Segment Start: TEXT PROVIDED

Deep breathing has been used for centuries to facilitate relaxation, improve mobility, and improve the body’s ability to move efficiently. Deep breathing techniques allow you to tap into the autonomic nervous system, which controls the polar “fight or flight” and “rest and digest” settings of your body.
Deep Breathing For Relaxation
Begin your deep breathing technique practice by lying upon your back with your hips and knees flexed and feet flat on the floor. This posture allows you to take strain away from your abdominal and hip muscles that may be dominating your natural breathing patterns, giving your diaphragm more freedom to move. Place one hand on your chest and the other on your belly button to monitor what moves during breathing. In a perfect deep breathing pattern, the hand on your belly will move directly toward the ceiling and the hand on your chest will remain relatively still. With your mouth closed and chin tucked, breathe in slowly through your nose. Many stressed people breathe too quickly, which upsets the body’s delicate chemical balance. It should take about four seconds to inhale completely and deeply. If your hand on your belly moves towards your face, consider elevating both feet on a chair or bench with your knees still bent, as this is a sign that your abdominals are dominating your breathing patterns. Breathe out slowly, which should take at least six seconds. Be sure to breathe out completely to prepare your body to naturally begin the next breath. Pause briefly after exhaling, but not to the point where you feel as though you must gasp for the next breath. Repeat the breathing cycle for up to 15 relaxed minutes.

Segment End: TEXT PROVIDED

:: REQUIREMENT A ::
Reproduce the passage on deep breathing verbatim, from "Deep breathing has" up to and including "of your body.".
:: REQUIREMENT B ::
Pick up the passage on deep breathing after its final sentence and carry it forward.

Segment Start: INFORMATION SUPPLIED

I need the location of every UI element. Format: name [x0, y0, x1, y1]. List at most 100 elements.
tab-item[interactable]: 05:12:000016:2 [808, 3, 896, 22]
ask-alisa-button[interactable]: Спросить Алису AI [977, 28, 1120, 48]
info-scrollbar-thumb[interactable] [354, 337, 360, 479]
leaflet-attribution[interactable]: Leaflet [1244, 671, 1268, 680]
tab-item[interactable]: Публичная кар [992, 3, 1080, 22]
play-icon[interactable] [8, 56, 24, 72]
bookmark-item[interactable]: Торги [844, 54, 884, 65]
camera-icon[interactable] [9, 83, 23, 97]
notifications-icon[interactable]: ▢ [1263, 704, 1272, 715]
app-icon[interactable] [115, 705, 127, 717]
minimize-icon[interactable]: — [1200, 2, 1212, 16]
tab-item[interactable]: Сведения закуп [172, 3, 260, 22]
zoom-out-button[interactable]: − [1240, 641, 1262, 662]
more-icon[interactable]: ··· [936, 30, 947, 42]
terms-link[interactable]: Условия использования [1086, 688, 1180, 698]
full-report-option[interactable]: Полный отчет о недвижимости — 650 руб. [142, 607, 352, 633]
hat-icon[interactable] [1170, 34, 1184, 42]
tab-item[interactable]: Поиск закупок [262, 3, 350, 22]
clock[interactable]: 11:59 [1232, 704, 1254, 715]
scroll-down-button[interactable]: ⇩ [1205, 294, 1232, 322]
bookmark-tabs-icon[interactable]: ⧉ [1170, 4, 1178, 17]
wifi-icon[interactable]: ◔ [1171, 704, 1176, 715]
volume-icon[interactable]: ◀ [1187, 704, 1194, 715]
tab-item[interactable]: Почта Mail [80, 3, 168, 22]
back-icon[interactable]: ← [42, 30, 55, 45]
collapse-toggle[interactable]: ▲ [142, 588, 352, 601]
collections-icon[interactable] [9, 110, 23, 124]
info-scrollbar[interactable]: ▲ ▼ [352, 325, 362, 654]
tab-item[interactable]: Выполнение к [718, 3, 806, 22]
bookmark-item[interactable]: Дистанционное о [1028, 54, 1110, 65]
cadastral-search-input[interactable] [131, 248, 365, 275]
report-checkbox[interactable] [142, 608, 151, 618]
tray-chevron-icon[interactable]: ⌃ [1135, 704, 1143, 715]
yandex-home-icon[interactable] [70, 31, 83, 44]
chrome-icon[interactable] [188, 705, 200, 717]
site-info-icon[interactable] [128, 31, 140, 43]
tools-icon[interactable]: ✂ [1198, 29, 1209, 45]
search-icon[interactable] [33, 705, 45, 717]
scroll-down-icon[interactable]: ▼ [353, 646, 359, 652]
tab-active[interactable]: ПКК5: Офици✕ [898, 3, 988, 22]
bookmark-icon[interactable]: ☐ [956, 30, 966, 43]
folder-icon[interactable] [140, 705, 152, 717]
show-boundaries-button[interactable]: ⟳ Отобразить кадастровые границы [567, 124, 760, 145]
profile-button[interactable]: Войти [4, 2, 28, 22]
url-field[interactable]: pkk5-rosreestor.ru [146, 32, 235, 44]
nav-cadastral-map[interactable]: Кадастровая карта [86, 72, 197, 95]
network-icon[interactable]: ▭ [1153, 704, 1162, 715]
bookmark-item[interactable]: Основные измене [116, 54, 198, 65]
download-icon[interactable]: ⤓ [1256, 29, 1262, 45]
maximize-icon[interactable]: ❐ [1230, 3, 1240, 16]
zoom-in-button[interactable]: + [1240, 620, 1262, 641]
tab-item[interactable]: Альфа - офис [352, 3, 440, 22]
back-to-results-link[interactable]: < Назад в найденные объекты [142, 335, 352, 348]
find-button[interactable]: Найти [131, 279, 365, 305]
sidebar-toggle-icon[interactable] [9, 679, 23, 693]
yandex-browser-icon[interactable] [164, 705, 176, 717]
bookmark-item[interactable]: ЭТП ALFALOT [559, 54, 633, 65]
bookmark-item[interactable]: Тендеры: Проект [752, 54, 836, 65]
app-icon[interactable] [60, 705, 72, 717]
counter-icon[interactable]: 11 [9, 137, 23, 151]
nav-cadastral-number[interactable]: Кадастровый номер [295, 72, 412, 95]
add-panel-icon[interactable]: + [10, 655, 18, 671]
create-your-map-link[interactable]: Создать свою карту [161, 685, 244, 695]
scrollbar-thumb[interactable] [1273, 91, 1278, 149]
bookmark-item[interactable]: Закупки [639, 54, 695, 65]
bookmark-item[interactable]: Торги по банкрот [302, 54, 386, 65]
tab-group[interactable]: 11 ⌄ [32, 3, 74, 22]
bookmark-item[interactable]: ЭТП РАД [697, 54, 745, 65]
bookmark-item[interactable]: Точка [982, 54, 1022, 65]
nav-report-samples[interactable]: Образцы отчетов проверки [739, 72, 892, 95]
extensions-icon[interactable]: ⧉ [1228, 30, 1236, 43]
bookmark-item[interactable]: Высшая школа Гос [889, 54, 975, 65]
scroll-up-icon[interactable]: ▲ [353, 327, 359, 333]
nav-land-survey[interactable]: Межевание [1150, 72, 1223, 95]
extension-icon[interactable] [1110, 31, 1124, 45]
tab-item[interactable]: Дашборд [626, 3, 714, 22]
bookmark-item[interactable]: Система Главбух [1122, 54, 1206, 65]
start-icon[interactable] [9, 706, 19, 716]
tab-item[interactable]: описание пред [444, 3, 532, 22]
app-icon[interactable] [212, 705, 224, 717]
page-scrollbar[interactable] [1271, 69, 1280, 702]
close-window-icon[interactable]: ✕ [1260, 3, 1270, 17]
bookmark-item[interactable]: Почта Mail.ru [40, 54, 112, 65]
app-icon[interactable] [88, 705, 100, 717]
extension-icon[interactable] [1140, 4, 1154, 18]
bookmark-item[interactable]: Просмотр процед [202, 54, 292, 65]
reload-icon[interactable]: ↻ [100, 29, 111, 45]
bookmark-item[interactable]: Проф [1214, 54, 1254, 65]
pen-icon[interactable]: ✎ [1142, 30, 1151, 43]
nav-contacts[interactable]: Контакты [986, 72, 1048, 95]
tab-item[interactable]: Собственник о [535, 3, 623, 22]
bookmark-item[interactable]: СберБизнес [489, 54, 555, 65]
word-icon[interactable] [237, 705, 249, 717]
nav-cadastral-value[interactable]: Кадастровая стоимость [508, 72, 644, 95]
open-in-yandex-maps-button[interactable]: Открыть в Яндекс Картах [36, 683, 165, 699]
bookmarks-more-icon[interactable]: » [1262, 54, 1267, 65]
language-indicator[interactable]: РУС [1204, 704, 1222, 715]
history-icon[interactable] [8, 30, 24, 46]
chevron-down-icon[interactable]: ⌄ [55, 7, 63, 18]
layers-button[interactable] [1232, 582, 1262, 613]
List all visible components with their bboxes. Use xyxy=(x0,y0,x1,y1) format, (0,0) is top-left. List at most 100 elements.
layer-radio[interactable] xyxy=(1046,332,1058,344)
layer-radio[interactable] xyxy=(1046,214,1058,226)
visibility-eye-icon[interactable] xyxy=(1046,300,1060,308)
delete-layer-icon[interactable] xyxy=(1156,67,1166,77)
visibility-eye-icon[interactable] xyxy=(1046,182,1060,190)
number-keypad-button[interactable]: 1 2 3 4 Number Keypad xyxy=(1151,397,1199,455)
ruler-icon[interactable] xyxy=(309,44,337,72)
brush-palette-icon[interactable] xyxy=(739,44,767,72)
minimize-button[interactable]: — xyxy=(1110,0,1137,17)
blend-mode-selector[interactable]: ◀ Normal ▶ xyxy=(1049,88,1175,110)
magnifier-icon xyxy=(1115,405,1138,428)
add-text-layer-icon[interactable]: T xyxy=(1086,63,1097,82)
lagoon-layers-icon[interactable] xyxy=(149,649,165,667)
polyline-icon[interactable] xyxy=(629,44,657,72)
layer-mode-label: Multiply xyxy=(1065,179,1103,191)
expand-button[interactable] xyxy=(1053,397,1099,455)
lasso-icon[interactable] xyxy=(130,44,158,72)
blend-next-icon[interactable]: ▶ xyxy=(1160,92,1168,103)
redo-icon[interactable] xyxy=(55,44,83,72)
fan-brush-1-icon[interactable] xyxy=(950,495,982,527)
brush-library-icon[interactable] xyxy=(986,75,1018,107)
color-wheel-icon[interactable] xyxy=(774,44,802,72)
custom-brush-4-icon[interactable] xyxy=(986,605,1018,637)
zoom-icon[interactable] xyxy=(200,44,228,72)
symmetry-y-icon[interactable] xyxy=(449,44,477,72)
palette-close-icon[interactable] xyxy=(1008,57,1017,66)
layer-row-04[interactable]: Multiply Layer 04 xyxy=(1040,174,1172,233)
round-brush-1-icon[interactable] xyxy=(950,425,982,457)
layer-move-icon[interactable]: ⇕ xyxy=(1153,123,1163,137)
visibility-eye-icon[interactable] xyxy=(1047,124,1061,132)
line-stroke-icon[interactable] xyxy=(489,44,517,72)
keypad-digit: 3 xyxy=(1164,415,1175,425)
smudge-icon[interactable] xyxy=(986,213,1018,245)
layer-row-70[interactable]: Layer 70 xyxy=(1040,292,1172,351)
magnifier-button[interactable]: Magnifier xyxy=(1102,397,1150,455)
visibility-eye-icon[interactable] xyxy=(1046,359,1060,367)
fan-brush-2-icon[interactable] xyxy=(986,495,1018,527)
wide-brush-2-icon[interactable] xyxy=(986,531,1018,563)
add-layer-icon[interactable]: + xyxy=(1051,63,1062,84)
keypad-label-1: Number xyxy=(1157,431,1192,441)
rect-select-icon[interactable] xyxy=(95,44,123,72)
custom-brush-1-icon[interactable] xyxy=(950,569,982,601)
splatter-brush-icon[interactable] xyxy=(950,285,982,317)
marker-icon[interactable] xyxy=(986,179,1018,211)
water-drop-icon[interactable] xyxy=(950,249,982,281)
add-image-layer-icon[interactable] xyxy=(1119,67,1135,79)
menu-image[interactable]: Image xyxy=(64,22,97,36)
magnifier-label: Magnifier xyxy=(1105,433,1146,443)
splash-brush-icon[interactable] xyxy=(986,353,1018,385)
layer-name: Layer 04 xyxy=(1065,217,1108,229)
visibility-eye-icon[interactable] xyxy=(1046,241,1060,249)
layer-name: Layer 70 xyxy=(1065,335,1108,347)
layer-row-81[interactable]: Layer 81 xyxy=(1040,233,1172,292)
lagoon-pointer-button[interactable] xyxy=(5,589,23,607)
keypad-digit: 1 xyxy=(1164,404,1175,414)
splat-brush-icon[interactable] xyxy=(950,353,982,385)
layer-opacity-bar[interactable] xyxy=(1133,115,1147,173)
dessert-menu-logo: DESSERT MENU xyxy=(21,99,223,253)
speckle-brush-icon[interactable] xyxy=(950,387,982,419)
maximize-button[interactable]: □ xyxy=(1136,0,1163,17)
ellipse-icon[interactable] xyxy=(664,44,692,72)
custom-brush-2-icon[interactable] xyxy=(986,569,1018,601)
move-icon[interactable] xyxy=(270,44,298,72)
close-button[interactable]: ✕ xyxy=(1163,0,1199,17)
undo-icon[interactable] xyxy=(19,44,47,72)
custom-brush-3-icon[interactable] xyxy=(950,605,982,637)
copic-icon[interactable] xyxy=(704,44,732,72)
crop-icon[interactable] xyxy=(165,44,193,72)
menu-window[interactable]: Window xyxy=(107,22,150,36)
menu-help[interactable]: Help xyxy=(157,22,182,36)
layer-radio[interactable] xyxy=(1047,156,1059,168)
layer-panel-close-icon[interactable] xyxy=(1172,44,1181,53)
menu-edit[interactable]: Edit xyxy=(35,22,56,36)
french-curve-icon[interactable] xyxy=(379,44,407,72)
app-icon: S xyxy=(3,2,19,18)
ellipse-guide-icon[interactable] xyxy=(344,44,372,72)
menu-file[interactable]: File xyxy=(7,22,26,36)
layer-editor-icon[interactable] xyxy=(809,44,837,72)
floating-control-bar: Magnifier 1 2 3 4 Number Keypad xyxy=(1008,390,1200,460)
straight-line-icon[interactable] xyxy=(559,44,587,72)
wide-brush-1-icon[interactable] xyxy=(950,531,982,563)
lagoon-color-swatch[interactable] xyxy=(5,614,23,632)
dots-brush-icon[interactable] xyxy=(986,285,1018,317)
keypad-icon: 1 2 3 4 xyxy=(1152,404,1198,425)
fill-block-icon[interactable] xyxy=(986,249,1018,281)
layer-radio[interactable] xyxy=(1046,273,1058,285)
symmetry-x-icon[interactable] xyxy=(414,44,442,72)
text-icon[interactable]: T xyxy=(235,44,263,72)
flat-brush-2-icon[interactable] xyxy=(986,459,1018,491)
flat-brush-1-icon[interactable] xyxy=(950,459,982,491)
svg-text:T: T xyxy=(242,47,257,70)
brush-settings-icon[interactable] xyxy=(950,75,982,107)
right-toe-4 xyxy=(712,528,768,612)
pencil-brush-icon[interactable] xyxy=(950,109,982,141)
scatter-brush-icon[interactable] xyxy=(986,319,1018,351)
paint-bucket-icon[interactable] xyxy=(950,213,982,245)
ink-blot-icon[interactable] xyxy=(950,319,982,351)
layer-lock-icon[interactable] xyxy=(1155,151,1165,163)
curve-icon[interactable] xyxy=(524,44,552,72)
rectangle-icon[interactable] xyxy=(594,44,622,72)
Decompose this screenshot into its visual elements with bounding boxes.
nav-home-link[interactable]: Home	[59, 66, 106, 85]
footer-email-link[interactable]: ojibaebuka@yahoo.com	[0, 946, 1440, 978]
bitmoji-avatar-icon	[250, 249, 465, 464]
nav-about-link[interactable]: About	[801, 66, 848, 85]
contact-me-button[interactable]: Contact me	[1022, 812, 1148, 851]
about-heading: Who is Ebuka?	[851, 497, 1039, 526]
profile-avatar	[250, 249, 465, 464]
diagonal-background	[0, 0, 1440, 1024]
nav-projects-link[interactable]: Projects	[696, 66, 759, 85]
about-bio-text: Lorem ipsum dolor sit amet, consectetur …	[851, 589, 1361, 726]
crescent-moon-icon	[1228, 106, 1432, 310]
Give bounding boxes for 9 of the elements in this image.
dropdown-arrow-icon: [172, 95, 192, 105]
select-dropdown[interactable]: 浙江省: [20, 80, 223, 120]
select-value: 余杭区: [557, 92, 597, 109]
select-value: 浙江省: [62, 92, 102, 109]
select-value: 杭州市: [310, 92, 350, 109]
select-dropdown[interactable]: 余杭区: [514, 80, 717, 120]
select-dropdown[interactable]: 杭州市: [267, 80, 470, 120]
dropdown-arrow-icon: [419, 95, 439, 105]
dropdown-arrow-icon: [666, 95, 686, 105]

Segment End: INFORMATION SUPPLIED

:: EXERCISE ANSWER A ::
Deep breathing has been used for centuries to facilitate relaxation, improve mobility, and improve the body’s ability to move efficiently. Deep breathing techniques allow you to tap into the autonomic nervous system, which controls the polar “fight or flight” and “rest and digest” settings of your body.

:: EXERCISE ANSWER B ::
Monitor your progress using a heart rate monitor. When deep breathing is done properly, you should be able to lower your heart rate significantly compared to the beginning heart rate. Some heart rate monitors also have a function that measures something called heart rate variability, which allows us to see the impact of the autonomic nervous system.
Kapalabhati breathing is a yoga technique involving deep breathing to enhance the energy flow within the body. In a seated, crossed leg, position begin with slow, deep breathing for four breath cycles with emphasis on expanding your lower ribs and filling your belly with air to develop awareness of the appropriate pattern. Once you have the pattern set, inhale deeply, filling your ribs and then forcefully and quickly exhale and immediately inhale again. Done properly, your breathing patterns will be short and powerful, but still into the lower ribs and belly, not into your shoulders. Repeat the cycle up to 10 times before taking several deep, relaxing breaths. Perform up to six cycles of kapalabhati. Kapalabhati can be utilized in any position and at any time during the day when you need a boost in energy.